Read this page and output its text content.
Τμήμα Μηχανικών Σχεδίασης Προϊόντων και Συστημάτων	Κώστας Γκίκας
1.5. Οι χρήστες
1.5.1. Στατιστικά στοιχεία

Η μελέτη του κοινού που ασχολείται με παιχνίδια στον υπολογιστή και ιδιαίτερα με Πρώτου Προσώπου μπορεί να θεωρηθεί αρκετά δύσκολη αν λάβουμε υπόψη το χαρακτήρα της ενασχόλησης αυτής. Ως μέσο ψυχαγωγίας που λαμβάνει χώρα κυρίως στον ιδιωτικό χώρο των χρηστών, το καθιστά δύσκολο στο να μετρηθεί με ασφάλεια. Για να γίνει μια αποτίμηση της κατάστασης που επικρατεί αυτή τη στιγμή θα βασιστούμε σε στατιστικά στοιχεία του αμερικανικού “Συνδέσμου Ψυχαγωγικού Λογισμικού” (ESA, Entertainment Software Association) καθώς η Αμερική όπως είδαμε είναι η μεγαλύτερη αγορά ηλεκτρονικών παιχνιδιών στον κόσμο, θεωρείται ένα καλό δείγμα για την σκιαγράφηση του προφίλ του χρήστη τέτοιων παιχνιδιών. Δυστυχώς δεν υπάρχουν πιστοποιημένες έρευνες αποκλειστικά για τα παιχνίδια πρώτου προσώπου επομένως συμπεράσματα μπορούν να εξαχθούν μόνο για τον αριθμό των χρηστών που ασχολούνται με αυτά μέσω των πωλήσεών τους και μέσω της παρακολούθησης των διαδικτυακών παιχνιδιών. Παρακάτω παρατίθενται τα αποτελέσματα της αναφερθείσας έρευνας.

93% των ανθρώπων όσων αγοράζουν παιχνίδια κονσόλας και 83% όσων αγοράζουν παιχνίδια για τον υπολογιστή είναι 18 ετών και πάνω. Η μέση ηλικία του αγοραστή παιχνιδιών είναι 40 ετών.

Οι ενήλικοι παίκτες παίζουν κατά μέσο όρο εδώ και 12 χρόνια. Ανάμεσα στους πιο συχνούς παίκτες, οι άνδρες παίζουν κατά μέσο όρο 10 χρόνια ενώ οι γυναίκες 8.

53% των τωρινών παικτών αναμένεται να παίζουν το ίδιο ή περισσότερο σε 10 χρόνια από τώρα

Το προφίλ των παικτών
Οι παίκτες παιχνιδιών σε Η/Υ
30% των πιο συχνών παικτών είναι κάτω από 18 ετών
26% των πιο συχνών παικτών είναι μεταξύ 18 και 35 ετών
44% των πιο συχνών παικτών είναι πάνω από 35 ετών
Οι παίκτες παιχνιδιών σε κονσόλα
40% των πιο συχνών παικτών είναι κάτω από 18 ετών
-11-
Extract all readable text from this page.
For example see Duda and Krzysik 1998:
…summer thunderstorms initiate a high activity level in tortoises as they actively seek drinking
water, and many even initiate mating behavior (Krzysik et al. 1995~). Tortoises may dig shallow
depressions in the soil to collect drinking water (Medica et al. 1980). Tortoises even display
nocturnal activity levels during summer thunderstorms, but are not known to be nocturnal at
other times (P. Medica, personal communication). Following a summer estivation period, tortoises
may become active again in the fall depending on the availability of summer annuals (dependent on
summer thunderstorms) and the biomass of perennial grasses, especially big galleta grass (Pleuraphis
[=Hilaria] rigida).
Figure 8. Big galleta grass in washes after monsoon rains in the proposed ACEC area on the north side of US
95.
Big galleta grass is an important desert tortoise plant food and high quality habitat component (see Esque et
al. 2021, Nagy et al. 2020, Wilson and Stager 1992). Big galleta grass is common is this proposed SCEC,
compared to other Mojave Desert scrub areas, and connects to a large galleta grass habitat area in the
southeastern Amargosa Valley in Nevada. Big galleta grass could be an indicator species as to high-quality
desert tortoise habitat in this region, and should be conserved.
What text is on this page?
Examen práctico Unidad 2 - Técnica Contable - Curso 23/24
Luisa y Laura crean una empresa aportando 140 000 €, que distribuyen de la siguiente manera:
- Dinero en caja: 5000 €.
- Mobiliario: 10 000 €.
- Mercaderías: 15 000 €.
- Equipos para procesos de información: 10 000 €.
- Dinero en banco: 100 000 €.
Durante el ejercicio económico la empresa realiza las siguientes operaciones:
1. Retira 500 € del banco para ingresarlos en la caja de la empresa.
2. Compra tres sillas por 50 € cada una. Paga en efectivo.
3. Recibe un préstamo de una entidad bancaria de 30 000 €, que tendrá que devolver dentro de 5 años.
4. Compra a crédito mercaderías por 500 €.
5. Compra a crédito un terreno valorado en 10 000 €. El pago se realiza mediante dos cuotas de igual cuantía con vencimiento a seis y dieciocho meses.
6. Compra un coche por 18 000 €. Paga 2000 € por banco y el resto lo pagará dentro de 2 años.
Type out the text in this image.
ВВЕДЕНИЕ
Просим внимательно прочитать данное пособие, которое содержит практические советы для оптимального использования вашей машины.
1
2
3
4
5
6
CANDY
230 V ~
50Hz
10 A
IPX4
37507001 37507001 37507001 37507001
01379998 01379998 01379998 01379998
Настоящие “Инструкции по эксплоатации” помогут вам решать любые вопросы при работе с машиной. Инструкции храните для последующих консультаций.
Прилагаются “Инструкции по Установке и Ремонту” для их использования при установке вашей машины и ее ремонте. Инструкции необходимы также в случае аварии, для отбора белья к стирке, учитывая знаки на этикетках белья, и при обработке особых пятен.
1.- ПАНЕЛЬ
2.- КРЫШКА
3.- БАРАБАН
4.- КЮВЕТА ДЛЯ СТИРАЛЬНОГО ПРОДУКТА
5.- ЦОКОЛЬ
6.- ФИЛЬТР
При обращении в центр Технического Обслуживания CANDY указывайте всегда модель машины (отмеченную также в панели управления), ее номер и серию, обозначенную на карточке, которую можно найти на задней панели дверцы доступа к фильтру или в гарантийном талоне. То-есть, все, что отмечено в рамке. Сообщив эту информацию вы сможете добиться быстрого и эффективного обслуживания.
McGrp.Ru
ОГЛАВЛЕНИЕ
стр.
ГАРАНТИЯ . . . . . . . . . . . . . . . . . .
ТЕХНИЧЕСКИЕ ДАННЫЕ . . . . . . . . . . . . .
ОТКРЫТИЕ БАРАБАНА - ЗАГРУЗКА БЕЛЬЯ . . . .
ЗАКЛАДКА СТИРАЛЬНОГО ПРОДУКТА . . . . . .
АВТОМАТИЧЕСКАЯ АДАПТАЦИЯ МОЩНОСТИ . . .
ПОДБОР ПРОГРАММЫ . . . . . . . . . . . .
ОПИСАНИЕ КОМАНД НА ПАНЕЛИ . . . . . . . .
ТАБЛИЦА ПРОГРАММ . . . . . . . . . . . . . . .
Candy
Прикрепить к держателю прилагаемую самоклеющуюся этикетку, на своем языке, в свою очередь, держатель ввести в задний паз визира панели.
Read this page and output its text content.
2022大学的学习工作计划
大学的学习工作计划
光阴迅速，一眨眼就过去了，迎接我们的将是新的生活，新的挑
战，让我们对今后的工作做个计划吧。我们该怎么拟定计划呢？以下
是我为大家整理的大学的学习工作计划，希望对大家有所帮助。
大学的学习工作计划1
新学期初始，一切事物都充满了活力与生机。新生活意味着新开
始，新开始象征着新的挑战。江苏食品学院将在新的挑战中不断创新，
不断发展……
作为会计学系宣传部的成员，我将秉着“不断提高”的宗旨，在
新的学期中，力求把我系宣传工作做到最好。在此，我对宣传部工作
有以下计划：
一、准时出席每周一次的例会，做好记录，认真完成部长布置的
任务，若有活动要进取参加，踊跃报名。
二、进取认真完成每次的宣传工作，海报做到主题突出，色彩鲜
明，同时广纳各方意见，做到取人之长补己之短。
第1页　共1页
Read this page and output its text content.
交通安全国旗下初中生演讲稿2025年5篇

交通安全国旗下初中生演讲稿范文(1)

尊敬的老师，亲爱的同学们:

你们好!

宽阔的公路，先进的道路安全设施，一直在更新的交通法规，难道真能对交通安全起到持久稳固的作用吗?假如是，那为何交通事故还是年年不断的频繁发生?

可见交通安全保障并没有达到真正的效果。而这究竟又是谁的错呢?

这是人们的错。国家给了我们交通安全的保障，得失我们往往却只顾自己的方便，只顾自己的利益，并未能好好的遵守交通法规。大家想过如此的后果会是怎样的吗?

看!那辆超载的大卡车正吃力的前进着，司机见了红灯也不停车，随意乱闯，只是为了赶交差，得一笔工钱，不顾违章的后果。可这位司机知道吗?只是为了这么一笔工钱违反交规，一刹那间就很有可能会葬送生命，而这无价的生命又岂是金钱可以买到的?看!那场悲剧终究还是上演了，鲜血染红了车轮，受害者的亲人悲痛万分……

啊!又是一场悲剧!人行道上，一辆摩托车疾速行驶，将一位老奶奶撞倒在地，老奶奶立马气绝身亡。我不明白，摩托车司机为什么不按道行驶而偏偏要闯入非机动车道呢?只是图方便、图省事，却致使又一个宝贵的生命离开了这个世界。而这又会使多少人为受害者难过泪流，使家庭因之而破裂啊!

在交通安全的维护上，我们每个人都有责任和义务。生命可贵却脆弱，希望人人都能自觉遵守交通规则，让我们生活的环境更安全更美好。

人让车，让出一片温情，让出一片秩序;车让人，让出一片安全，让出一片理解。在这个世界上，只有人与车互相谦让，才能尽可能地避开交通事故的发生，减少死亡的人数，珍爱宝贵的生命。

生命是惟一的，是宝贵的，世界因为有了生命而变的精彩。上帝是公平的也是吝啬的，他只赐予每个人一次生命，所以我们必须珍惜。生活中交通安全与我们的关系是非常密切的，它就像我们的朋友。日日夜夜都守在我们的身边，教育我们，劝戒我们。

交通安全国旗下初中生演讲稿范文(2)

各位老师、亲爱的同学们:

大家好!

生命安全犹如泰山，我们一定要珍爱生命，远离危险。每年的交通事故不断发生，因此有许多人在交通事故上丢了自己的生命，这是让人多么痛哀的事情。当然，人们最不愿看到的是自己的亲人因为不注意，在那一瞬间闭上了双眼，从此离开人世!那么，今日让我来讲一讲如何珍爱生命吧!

• _WORK TO DO_
Pull every line containing the word "交通安全国旗下初中生演讲稿范文" out of the material.

• _ANSWER TO THE TASK_
交通安全国旗下初中生演讲稿范文(1)
交通安全国旗下初中生演讲稿范文(2)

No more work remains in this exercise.